===== STUDY TEXT =====

Abbott has secured reimbursement for its FreeStyle Libre glucose monitoring technology in France. The nod positions Abbott to grow sales of the noninvasive blood glucose monitoring device in a country that is already the second-biggest market for the technology globally.
FreeStyle Libre came to market in Europe in 2014 but it has taken time for Abbott to get healthcare systems across the continent’s fragmented payor landscape to cover the device. The addition of France to the list of countries in which the wearable sensor-based glucose monitoring technology is covered means the device is now fully or partly reimbursed in 13 nations.
Confirmation France will reimburse the technology comes 10 months after the country’s health technology assessment agency gave its opinion on the device. The assessment found the device offered enough added clinical value to justify reimbursement. That judgement was based the perceived diagnostic value of FreeStyle Libre and the public health benefits of better managing the complications associated with types 1 and 2 diabetes.

===== DATA SECTION =====

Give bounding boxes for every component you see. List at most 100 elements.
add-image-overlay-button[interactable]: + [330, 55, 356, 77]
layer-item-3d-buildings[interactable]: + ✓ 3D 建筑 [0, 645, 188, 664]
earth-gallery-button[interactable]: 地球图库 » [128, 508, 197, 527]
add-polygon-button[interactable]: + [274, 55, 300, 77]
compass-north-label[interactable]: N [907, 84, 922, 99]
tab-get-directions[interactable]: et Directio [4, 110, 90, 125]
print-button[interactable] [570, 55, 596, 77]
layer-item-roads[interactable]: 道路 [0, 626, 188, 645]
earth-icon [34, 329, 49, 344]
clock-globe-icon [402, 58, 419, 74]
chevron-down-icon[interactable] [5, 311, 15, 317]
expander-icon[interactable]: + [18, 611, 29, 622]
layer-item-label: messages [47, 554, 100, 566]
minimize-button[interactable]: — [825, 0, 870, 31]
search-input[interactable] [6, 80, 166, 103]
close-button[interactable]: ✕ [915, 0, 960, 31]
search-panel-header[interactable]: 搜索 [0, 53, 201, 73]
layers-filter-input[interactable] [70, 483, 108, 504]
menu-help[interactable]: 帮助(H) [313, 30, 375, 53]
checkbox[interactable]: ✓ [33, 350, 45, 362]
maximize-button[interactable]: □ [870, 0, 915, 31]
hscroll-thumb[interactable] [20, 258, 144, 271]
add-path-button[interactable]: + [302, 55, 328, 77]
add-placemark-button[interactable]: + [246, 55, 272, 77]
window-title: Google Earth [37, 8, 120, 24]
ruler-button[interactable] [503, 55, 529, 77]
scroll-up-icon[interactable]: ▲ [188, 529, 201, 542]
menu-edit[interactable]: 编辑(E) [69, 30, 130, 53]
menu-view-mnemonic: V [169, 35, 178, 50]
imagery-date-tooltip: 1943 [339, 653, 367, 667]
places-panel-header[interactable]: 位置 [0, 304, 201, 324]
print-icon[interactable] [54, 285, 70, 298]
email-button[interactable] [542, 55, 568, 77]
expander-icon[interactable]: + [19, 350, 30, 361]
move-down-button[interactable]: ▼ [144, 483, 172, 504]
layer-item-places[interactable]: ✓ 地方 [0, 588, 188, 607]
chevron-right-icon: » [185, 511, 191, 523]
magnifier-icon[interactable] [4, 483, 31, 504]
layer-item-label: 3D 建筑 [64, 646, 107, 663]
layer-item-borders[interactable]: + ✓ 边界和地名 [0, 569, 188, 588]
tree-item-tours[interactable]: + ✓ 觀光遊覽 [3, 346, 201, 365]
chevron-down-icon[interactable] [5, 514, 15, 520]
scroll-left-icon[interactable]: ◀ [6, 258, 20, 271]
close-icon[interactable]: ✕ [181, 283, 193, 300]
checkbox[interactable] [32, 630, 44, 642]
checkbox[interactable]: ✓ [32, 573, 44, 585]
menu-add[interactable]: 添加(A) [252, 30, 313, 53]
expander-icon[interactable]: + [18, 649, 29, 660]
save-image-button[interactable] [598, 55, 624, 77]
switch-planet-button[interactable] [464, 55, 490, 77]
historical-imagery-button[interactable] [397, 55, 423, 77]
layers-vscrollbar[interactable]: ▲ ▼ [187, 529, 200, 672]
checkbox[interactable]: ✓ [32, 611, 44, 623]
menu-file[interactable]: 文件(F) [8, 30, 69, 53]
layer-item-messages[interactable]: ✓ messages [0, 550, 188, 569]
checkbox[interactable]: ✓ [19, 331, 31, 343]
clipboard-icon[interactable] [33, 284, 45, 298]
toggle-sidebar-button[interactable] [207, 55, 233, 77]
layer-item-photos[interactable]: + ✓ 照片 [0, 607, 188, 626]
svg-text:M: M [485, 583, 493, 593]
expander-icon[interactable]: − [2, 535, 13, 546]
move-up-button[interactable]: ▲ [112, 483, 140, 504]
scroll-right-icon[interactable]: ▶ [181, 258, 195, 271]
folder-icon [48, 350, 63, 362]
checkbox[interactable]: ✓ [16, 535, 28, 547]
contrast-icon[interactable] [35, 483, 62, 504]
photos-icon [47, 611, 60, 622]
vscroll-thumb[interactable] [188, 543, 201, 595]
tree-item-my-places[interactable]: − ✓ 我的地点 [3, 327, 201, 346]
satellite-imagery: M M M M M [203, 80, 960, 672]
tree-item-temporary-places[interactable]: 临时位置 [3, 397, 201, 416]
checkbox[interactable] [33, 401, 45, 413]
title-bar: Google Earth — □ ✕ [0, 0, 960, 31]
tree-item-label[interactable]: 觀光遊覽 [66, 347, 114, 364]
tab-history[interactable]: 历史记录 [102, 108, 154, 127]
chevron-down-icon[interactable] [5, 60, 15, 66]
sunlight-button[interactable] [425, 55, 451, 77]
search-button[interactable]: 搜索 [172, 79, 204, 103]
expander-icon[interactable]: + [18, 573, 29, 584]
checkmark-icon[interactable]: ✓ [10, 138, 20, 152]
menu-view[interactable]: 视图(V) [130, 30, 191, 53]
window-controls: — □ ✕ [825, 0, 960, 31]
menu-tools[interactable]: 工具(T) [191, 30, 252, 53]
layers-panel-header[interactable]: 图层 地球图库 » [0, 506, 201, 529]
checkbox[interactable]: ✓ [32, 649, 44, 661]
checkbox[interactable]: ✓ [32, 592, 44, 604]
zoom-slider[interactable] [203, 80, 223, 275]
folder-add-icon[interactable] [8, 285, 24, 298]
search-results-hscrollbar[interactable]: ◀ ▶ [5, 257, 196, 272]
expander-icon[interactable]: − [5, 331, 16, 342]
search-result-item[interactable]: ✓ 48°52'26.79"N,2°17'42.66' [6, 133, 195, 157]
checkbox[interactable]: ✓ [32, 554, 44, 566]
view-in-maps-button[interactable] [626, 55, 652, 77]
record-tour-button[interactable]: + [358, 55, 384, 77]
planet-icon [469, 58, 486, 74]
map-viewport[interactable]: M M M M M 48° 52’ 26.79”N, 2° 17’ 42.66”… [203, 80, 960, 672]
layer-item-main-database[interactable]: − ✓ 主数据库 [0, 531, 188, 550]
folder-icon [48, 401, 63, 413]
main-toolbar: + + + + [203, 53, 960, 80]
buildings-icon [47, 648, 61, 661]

=====

- [QUESTIONS ON THE MATERIAL]:
- a) In the article on Abbott's FreeStyle Libre, in how many nations is the device now fully or partly reimbursed?
- b) Write a continuation of the article on French reimbursement of Abbott's FreeStyle Libre, beginning after its final sentence.

- [YOUR RESPONSES]:
- a) 13

- b)
French officials classed the device as likely to deliver moderate improvements over self-monitoring of blood glucose using a capillary meter alone. Abbott said the ruling was the first time France has ruled a glucose sensing technology offers moderate improvements, a status that sits in the middle of the five-rank, no improvement-to-major improvement range used by French officials to classify the added clinical value of medical devices.
The agency said the Dexcom G4 Platinum continuous glucose monitor was a minor improvement over a capillary meter in 2015, putting it one rung below FreeStyle Libre on the French ranking system.
Abbott is hoping to build on the ranking to establish FreeStyle Libre as the preferred glucose monitoring technology in a major diabetes market. French officials put the size of the target population for FreeStyle Libre in the region of 300,000 patients. With FreeStyle Libre currently used by that number of people globally, there is scope for the French reimbursement nod to make a difference to Abbott.